* [Provided data]:
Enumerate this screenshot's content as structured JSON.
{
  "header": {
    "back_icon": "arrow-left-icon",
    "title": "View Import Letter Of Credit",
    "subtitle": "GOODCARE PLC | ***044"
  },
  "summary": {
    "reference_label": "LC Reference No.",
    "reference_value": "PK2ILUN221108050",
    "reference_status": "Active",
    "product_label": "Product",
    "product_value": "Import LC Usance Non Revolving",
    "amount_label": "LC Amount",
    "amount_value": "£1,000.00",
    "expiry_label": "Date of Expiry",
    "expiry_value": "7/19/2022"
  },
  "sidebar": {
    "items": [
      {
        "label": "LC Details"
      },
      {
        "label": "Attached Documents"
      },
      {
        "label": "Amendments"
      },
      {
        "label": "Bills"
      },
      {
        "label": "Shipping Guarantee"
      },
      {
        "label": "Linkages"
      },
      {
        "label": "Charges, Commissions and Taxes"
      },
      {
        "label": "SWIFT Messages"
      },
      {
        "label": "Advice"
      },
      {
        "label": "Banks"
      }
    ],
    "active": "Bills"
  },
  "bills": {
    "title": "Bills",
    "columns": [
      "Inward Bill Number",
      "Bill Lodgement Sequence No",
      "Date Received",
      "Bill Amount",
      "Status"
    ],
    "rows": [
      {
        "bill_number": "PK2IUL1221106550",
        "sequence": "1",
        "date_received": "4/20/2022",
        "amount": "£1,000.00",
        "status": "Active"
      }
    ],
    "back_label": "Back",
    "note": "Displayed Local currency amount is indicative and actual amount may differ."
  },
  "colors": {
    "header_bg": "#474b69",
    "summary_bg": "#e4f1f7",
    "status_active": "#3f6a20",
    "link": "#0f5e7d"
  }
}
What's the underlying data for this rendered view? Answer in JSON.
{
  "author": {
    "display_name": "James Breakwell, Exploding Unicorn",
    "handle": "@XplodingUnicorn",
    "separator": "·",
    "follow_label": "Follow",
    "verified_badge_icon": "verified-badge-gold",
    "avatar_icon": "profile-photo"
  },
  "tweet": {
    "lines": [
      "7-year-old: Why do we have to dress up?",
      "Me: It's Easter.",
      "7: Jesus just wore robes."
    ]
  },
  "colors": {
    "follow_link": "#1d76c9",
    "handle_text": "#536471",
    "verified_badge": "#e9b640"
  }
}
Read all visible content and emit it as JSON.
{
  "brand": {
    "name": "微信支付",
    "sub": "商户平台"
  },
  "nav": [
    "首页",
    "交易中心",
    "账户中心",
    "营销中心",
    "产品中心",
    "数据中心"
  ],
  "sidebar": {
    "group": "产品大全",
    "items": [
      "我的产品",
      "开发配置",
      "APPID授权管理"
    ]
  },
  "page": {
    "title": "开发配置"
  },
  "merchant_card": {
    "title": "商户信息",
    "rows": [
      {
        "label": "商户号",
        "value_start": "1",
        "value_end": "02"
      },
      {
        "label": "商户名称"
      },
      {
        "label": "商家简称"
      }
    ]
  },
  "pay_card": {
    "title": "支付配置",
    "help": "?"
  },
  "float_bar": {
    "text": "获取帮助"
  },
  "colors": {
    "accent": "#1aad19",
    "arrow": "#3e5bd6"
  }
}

* [Directions]: Return the entries above exactly as they appear.

* [Completed exercise]:
Enumerate this screenshot's content as structured JSON.
{
  "header": {
    "back_icon": "arrow-left-icon",
    "title": "View Import Letter Of Credit",
    "subtitle": "GOODCARE PLC | ***044"
  },
  "summary": {
    "reference_label": "LC Reference No.",
    "reference_value": "PK2ILUN221108050",
    "reference_status": "Active",
    "product_label": "Product",
    "product_value": "Import LC Usance Non Revolving",
    "amount_label": "LC Amount",
    "amount_value": "£1,000.00",
    "expiry_label": "Date of Expiry",
    "expiry_value": "7/19/2022"
  },
  "sidebar": {
    "items": [
      {
        "label": "LC Details"
      },
      {
        "label": "Attached Documents"
      },
      {
        "label": "Amendments"
      },
      {
        "label": "Bills"
      },
      {
        "label": "Shipping Guarantee"
      },
      {
        "label": "Linkages"
      },
      {
        "label": "Charges, Commissions and Taxes"
      },
      {
        "label": "SWIFT Messages"
      },
      {
        "label": "Advice"
      },
      {
        "label": "Banks"
      }
    ],
    "active": "Bills"
  },
  "bills": {
    "title": "Bills",
    "columns": [
      "Inward Bill Number",
      "Bill Lodgement Sequence No",
      "Date Received",
      "Bill Amount",
      "Status"
    ],
    "rows": [
      {
        "bill_number": "PK2IUL1221106550",
        "sequence": "1",
        "date_received": "4/20/2022",
        "amount": "£1,000.00",
        "status": "Active"
      }
    ],
    "back_label": "Back",
    "note": "Displayed Local currency amount is indicative and actual amount may differ."
  },
  "colors": {
    "header_bg": "#474b69",
    "summary_bg": "#e4f1f7",
    "status_active": "#3f6a20",
    "link": "#0f5e7d"
  }
}
What's the underlying data for this rendered view? Answer in JSON.
{
  "author": {
    "display_name": "James Breakwell, Exploding Unicorn",
    "handle": "@XplodingUnicorn",
    "separator": "·",
    "follow_label": "Follow",
    "verified_badge_icon": "verified-badge-gold",
    "avatar_icon": "profile-photo"
  },
  "tweet": {
    "lines": [
      "7-year-old: Why do we have to dress up?",
      "Me: It's Easter.",
      "7: Jesus just wore robes."
    ]
  },
  "colors": {
    "follow_link": "#1d76c9",
    "handle_text": "#536471",
    "verified_badge": "#e9b640"
  }
}
Read all visible content and emit it as JSON.
{
  "brand": {
    "name": "微信支付",
    "sub": "商户平台"
  },
  "nav": [
    "首页",
    "交易中心",
    "账户中心",
    "营销中心",
    "产品中心",
    "数据中心"
  ],
  "sidebar": {
    "group": "产品大全",
    "items": [
      "我的产品",
      "开发配置",
      "APPID授权管理"
    ]
  },
  "page": {
    "title": "开发配置"
  },
  "merchant_card": {
    "title": "商户信息",
    "rows": [
      {
        "label": "商户号",
        "value_start": "1",
        "value_end": "02"
      },
      {
        "label": "商户名称"
      },
      {
        "label": "商家简称"
      }
    ]
  },
  "pay_card": {
    "title": "支付配置",
    "help": "?"
  },
  "float_bar": {
    "text": "获取帮助"
  },
  "colors": {
    "accent": "#1aad19",
    "arrow": "#3e5bd6"
  }
}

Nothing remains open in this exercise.